-- start of ENTRIES PROVIDED --

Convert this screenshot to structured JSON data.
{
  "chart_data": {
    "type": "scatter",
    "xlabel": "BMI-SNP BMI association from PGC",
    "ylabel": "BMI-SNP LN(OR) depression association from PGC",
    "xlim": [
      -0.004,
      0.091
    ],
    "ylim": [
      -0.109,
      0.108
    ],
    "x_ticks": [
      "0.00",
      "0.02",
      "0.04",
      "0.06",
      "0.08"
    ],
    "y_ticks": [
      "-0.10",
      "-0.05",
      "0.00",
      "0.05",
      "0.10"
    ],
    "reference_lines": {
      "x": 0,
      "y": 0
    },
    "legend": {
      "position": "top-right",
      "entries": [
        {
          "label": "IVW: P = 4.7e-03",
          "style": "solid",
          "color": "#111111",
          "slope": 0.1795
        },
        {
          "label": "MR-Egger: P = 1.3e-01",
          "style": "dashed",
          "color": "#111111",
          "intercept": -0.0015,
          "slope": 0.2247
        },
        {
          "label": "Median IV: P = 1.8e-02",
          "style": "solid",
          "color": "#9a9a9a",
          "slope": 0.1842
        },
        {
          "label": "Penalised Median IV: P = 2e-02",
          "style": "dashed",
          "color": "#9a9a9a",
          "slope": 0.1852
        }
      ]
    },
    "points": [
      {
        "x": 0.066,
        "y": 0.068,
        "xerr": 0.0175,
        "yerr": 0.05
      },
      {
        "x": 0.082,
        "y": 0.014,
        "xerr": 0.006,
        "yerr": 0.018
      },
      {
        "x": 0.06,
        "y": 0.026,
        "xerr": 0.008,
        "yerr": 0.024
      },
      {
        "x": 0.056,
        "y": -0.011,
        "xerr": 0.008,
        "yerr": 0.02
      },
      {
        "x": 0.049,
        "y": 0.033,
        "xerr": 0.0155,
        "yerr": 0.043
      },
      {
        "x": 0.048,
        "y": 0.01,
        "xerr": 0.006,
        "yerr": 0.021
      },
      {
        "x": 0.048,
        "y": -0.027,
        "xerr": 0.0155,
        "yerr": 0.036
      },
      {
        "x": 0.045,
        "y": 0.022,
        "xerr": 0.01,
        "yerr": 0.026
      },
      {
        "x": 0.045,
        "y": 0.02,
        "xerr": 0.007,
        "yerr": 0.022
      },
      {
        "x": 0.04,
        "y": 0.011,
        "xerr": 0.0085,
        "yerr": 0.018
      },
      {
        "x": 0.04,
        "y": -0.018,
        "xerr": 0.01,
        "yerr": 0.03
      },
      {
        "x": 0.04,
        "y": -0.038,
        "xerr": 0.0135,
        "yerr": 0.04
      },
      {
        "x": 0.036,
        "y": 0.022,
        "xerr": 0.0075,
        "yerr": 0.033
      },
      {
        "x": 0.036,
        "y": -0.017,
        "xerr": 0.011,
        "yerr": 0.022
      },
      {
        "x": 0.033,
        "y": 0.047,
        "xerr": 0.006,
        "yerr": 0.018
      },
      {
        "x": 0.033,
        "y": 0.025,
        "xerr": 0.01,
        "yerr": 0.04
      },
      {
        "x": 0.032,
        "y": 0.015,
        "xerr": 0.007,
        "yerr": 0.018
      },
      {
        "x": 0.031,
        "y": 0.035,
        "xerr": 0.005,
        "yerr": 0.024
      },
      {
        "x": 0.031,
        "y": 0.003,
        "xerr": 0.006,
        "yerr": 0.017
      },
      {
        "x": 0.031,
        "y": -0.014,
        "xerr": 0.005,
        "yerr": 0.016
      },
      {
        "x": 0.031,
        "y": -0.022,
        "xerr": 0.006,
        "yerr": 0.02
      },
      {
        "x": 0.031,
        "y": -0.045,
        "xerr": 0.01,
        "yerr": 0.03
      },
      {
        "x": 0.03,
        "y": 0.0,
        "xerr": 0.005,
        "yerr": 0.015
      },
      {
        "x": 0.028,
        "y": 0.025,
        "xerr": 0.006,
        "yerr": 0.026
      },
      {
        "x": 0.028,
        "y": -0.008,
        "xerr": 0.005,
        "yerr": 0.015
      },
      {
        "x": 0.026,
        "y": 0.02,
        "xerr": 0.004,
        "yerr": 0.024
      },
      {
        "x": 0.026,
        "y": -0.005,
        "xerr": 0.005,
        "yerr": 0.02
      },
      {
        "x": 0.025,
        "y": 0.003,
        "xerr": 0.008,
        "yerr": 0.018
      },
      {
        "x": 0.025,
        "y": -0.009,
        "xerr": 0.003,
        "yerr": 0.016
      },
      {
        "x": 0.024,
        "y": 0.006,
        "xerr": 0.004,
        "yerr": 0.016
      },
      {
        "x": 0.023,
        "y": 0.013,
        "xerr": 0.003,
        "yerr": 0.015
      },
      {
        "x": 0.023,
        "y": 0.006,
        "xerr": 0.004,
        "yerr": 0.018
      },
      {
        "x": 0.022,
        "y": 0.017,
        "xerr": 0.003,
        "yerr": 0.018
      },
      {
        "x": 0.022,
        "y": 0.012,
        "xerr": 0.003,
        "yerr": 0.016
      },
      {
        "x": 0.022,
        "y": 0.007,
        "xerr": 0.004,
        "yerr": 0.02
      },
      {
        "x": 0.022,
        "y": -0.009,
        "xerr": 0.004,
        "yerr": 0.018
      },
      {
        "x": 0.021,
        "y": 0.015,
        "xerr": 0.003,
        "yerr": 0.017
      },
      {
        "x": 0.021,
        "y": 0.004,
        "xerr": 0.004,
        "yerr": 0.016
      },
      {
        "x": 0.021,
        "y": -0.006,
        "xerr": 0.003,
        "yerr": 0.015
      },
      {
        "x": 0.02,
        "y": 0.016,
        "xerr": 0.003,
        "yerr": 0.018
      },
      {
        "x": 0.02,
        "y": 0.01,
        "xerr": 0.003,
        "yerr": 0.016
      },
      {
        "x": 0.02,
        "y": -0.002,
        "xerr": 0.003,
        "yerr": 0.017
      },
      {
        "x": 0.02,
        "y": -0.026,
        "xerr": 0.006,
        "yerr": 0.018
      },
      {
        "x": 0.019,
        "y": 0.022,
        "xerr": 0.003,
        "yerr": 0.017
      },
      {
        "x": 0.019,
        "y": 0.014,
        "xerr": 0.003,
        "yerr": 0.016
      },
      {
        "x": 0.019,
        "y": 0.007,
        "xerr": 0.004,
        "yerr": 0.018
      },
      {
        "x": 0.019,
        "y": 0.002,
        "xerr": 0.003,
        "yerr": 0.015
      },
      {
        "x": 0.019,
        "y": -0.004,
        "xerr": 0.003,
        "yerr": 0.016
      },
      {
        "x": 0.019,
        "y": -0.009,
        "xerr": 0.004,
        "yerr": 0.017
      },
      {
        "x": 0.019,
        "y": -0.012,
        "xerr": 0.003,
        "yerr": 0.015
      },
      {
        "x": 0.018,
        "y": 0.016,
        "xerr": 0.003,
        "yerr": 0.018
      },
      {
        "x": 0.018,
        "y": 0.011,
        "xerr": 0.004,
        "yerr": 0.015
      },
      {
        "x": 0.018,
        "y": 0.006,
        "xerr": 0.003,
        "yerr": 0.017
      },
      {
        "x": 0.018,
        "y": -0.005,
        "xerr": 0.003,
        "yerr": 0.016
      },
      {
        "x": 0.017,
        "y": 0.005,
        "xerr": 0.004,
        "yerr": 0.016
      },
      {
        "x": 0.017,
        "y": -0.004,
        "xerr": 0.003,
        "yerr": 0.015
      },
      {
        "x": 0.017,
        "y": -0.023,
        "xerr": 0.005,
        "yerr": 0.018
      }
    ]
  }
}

-- end of ENTRIES PROVIDED --

• _WORK REQUIRED_: On how many lines does the word "association" appear? Answer with only the number.

• _THE RESULT_: 2